* _Entries supplied_
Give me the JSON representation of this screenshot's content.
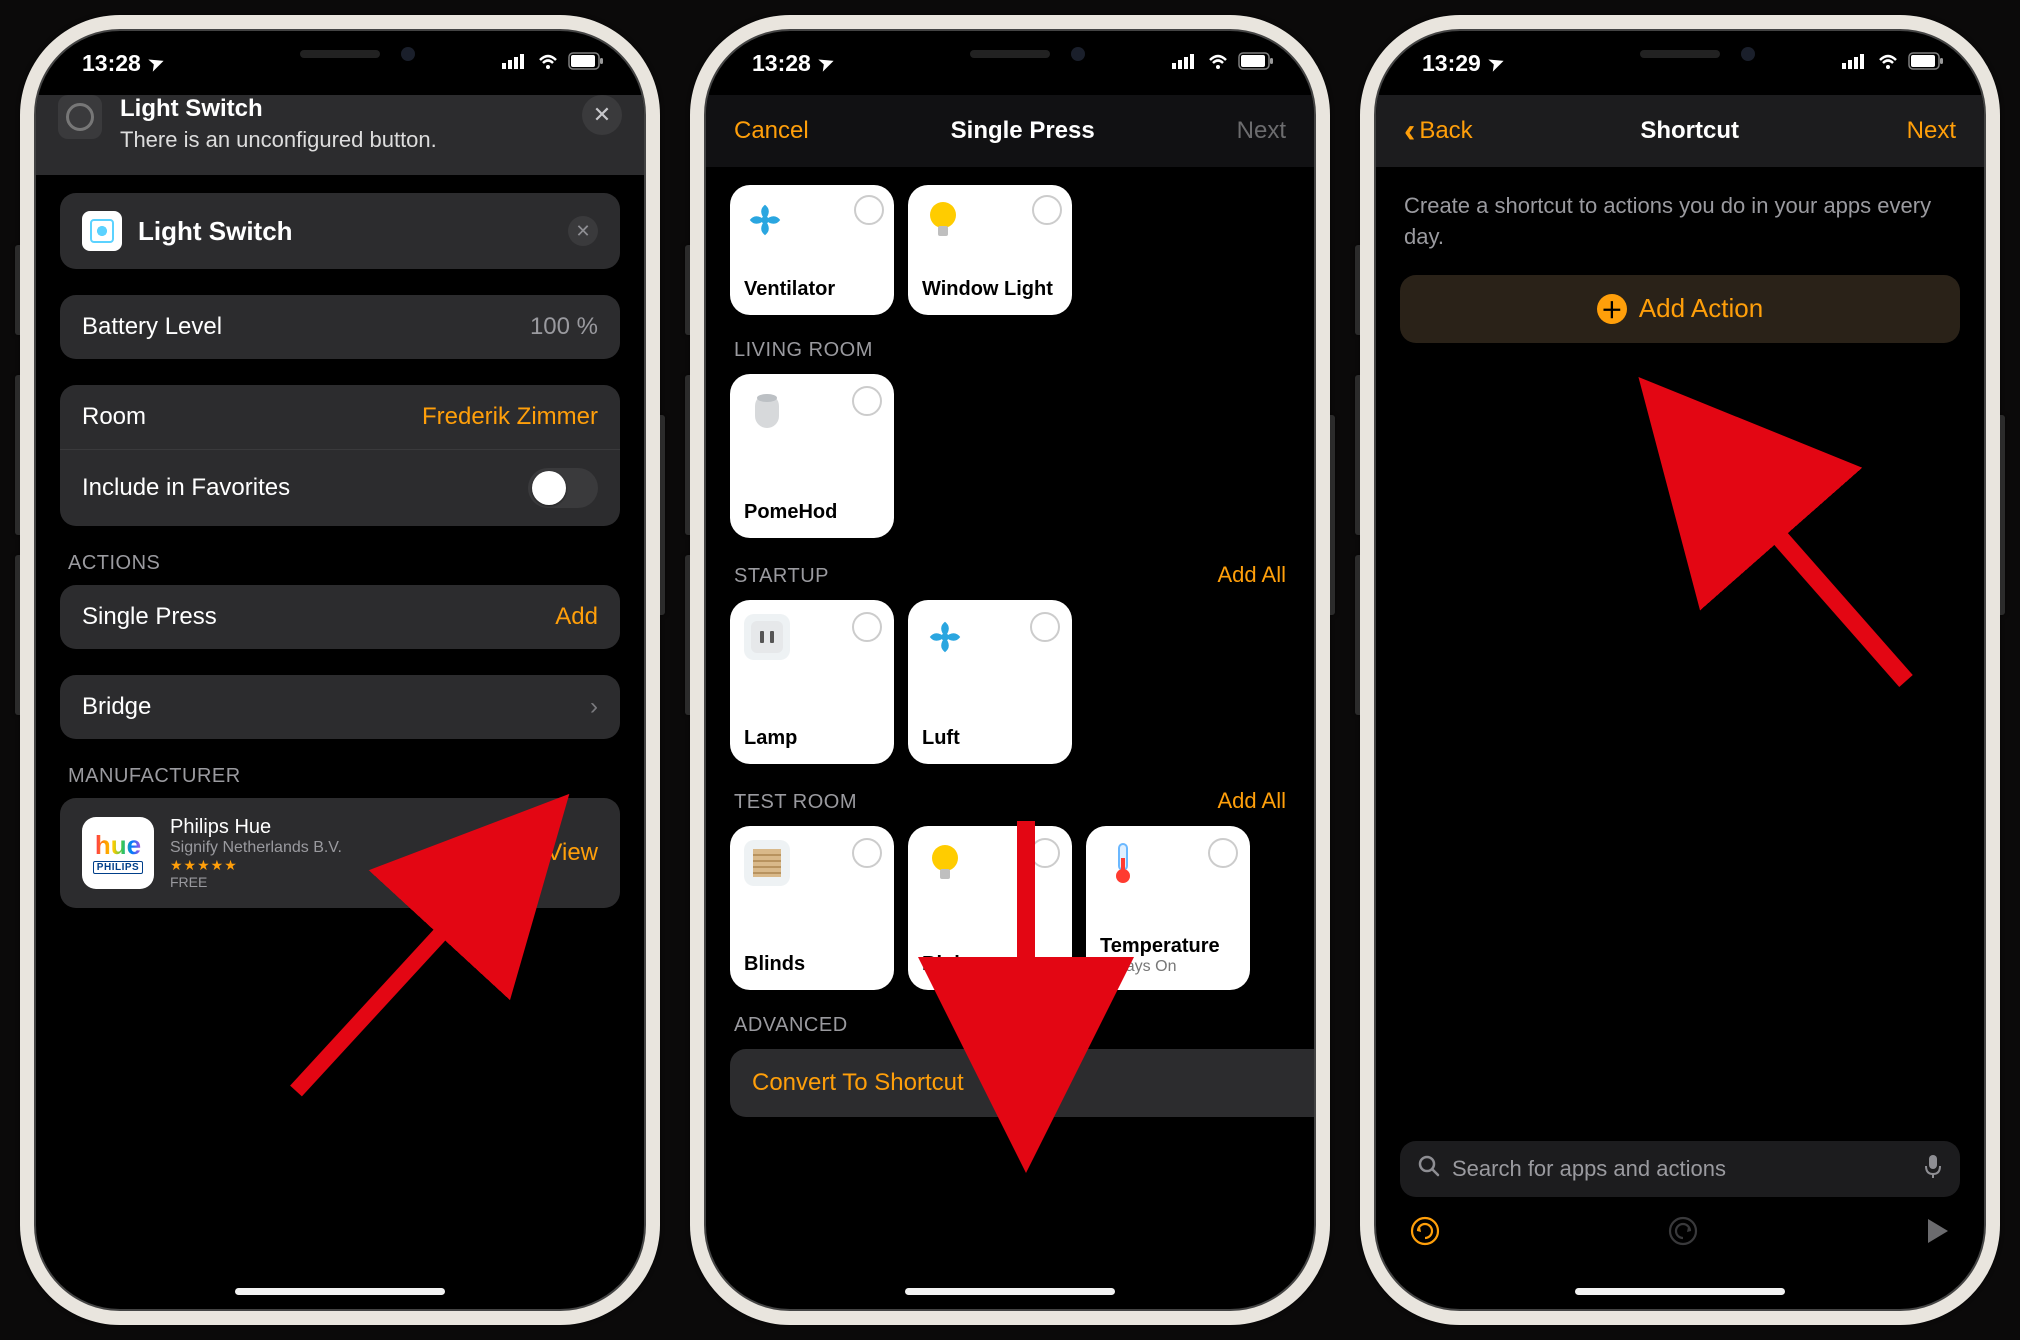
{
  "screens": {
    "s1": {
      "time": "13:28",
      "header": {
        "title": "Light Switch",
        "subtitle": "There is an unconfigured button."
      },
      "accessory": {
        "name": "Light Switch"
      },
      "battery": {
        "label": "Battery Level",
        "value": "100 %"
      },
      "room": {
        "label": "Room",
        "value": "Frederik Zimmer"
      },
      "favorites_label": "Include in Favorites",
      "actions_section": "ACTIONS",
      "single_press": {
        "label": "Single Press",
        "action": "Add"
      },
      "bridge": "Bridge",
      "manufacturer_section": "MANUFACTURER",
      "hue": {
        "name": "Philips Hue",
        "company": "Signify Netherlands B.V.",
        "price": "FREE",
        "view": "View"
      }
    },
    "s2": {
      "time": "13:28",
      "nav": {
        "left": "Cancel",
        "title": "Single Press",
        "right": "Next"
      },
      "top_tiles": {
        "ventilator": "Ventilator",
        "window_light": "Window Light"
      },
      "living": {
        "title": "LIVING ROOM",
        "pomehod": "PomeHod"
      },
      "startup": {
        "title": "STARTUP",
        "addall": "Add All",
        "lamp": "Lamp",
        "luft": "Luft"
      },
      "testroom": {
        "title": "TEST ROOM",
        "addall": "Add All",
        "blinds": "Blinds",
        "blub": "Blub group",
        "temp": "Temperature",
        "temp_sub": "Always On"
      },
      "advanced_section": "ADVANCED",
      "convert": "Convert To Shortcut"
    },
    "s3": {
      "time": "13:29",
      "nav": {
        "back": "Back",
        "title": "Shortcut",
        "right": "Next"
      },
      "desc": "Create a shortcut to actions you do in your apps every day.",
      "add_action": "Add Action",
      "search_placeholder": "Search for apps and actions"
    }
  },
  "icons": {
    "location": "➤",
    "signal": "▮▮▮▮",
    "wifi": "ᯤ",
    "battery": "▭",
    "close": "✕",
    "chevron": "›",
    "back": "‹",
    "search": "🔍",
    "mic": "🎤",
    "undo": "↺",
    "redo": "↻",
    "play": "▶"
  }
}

--

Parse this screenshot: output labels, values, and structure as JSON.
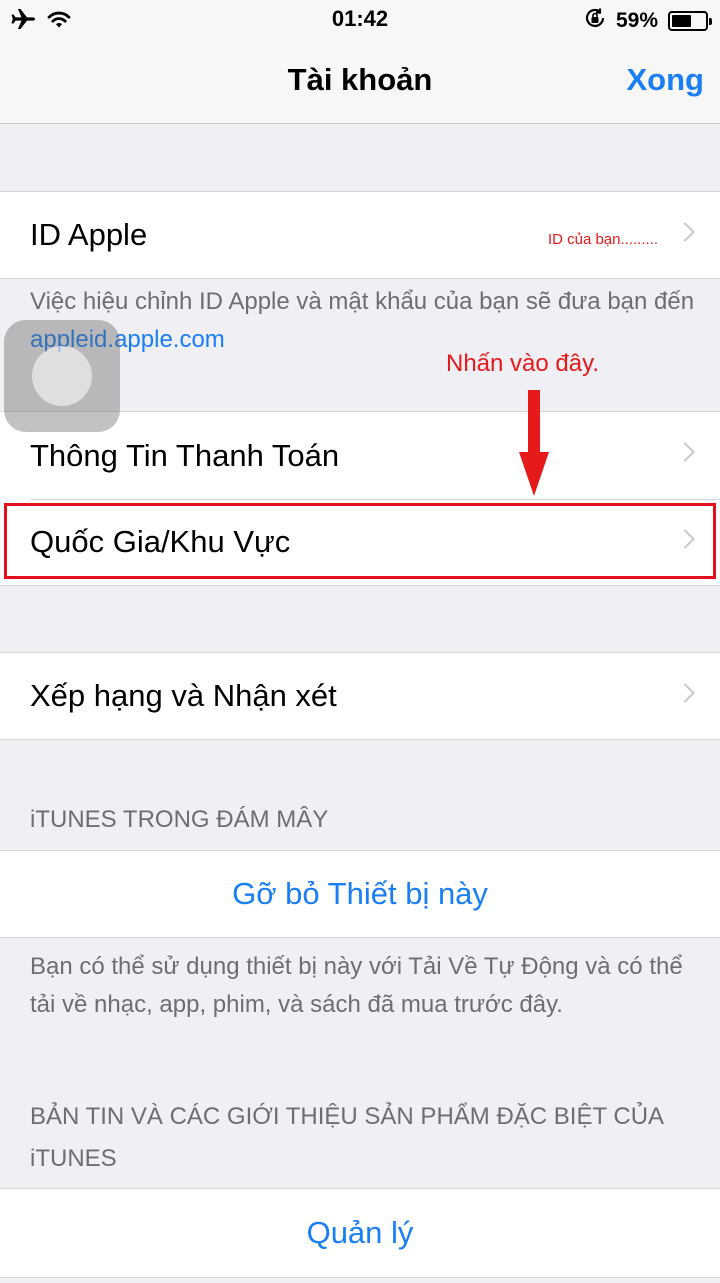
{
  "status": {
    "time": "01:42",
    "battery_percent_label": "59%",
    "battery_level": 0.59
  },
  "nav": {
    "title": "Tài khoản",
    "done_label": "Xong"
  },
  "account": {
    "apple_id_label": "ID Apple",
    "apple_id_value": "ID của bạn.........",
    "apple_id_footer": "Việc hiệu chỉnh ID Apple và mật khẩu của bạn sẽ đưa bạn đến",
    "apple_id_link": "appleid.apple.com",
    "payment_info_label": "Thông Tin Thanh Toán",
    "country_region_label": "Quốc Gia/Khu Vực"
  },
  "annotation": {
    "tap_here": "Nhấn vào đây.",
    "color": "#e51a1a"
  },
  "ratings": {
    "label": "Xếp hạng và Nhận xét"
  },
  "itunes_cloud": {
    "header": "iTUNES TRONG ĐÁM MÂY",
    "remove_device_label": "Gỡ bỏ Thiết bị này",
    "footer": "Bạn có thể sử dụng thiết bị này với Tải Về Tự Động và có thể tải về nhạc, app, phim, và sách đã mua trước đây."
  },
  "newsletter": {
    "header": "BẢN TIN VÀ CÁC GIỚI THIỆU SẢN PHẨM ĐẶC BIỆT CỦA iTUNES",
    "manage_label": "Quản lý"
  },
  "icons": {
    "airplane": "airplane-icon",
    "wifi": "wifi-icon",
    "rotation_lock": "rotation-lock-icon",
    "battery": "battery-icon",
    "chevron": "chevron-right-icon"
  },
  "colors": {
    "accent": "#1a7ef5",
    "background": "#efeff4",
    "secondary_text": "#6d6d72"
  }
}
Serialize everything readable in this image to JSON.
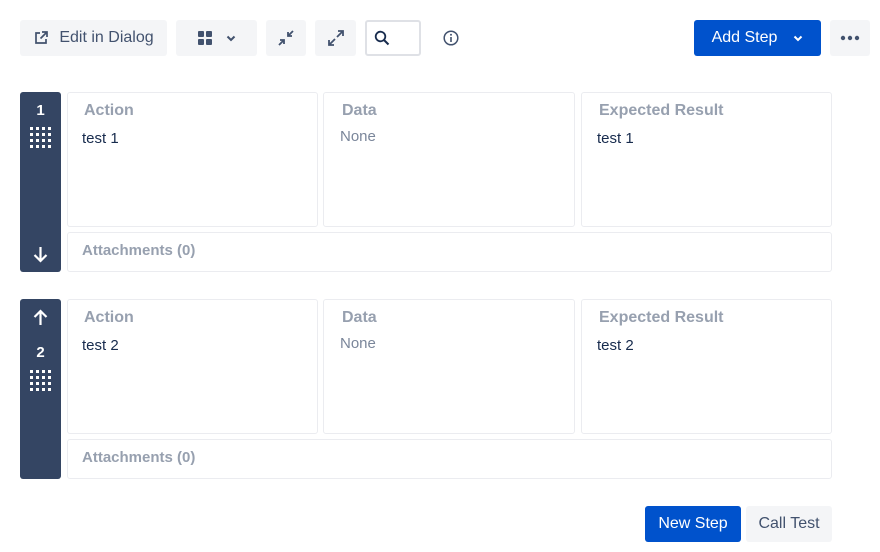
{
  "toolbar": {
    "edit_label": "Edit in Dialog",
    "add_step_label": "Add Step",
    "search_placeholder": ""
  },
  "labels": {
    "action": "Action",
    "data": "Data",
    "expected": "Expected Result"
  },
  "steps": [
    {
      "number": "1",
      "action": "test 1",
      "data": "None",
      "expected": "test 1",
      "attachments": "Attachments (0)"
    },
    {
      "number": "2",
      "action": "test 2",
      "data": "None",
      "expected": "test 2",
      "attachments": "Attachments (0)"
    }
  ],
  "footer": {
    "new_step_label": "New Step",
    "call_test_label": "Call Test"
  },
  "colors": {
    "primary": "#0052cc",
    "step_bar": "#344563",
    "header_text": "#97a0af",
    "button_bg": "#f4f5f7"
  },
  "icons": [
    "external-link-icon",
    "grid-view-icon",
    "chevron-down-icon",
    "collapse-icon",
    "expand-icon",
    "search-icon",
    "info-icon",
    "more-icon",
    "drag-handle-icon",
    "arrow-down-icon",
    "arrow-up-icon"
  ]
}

---

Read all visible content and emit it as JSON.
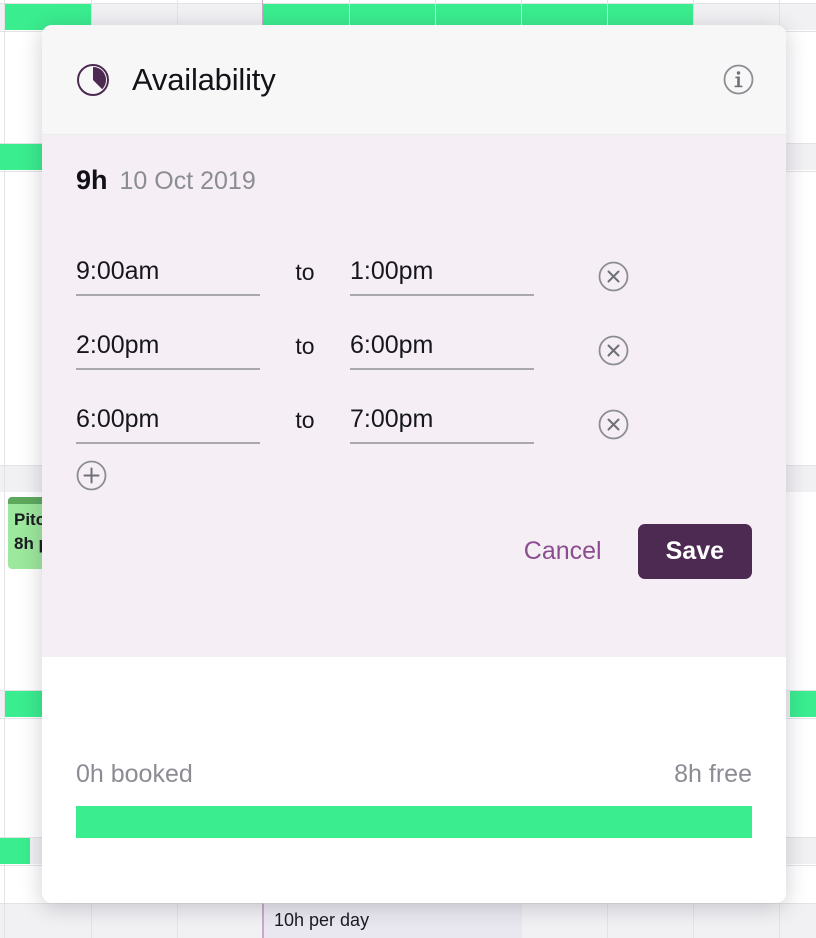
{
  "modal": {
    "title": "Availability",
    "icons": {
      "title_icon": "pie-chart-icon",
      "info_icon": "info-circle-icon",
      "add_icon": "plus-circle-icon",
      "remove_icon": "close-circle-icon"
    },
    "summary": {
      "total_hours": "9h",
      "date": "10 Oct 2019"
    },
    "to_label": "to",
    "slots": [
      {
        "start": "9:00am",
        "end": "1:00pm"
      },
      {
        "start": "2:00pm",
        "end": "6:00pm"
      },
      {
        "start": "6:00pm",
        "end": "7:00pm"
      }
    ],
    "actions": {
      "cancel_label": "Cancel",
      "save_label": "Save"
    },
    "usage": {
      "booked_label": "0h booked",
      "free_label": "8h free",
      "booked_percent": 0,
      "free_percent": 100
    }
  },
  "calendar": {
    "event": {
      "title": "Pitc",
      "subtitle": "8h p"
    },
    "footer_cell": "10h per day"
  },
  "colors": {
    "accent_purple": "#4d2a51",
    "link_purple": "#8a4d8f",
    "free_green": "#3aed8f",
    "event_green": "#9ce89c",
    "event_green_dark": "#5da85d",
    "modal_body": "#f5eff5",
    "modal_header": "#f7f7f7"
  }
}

* _Objective_
Lines that include the word "close" — how many are there in the data? Answer with the number alone.

* _Answer to this exercise_
2